# start of Records shown

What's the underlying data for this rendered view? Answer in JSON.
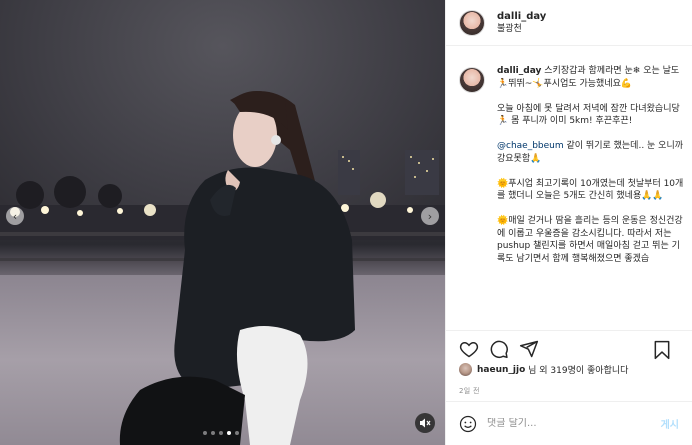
{
  "post": {
    "username": "dalli_day",
    "location": "불광천",
    "caption": {
      "lines": [
        "스키장갑과 함께라면 눈❄ 오는 날도 🏃뛰뛰~🤸푸시업도 가능했네요💪",
        "오늘 아침에 못 달려서 저녁에 잠깐 다녀왔습니당🏃 몸 푸니까 이미 5km! 후끈후끈!",
        "@chae_bbeum 같이 뛰기로 했는데.. 눈 오니까 강요못함🙏",
        "🌞푸시업 최고기록이 10개였는데 첫날부터 10개를 했더니 오늘은 5개도 간신히 했네용🙏🙏",
        "🌞매일 걷거나 땀을 흘리는 등의 운동은 정신건강에 이롭고 우울증을 감소시킵니다. 따라서 저는 pushup 챌린지를 하면서 매일아침 걷고 뛰는 기록도 남기면서 함께 행복해졌으면 좋겠습"
      ],
      "mention": "@chae_bbeum",
      "line3_rest": " 같이 뛰기로 했는데.. 눈 오니까 강요못함🙏"
    },
    "likes": {
      "liker": "haeun_jjo",
      "suffix": "님 외 319명이 좋아합니다"
    },
    "time": "2일 전",
    "comment_placeholder": "댓글 달기...",
    "post_label": "게시"
  },
  "media": {
    "dots_total": 5,
    "dots_active": 4
  },
  "icons": [
    "chevron-left-icon",
    "chevron-right-icon",
    "audio-muted-icon",
    "heart-icon",
    "comment-icon",
    "share-icon",
    "bookmark-icon",
    "emoji-icon"
  ],
  "colors": {
    "link": "#00376b",
    "post_disabled": "#b2dffc",
    "muted": "#8e8e8e"
  }
}
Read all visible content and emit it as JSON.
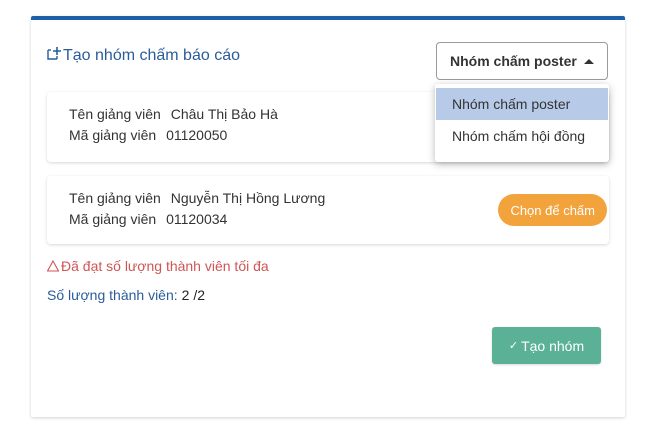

# end of Records shown

(Exercise aim): Copy all the lines of data exactly as they appear, dropping any images.

(Exercise response):
What's the underlying data for this rendered view? Answer in JSON.
{
  "post": {
    "username": "dalli_day",
    "location": "불광천",
    "caption": {
      "lines": [
        "스키장갑과 함께라면 눈❄ 오는 날도 🏃뛰뛰~🤸푸시업도 가능했네요💪",
        "오늘 아침에 못 달려서 저녁에 잠깐 다녀왔습니당🏃 몸 푸니까 이미 5km! 후끈후끈!",
        "@chae_bbeum 같이 뛰기로 했는데.. 눈 오니까 강요못함🙏",
        "🌞푸시업 최고기록이 10개였는데 첫날부터 10개를 했더니 오늘은 5개도 간신히 했네용🙏🙏",
        "🌞매일 걷거나 땀을 흘리는 등의 운동은 정신건강에 이롭고 우울증을 감소시킵니다. 따라서 저는 pushup 챌린지를 하면서 매일아침 걷고 뛰는 기록도 남기면서 함께 행복해졌으면 좋겠습"
      ],
      "mention": "@chae_bbeum",
      "line3_rest": " 같이 뛰기로 했는데.. 눈 오니까 강요못함🙏"
    },
    "likes": {
      "liker": "haeun_jjo",
      "suffix": "님 외 319명이 좋아합니다"
    },
    "time": "2일 전",
    "comment_placeholder": "댓글 달기...",
    "post_label": "게시"
  },
  "media": {
    "dots_total": 5,
    "dots_active": 4
  },
  "icons": [
    "chevron-left-icon",
    "chevron-right-icon",
    "audio-muted-icon",
    "heart-icon",
    "comment-icon",
    "share-icon",
    "bookmark-icon",
    "emoji-icon"
  ],
  "colors": {
    "link": "#00376b",
    "post_disabled": "#b2dffc",
    "muted": "#8e8e8e"
  }
}
Read all visible content and emit it as JSON.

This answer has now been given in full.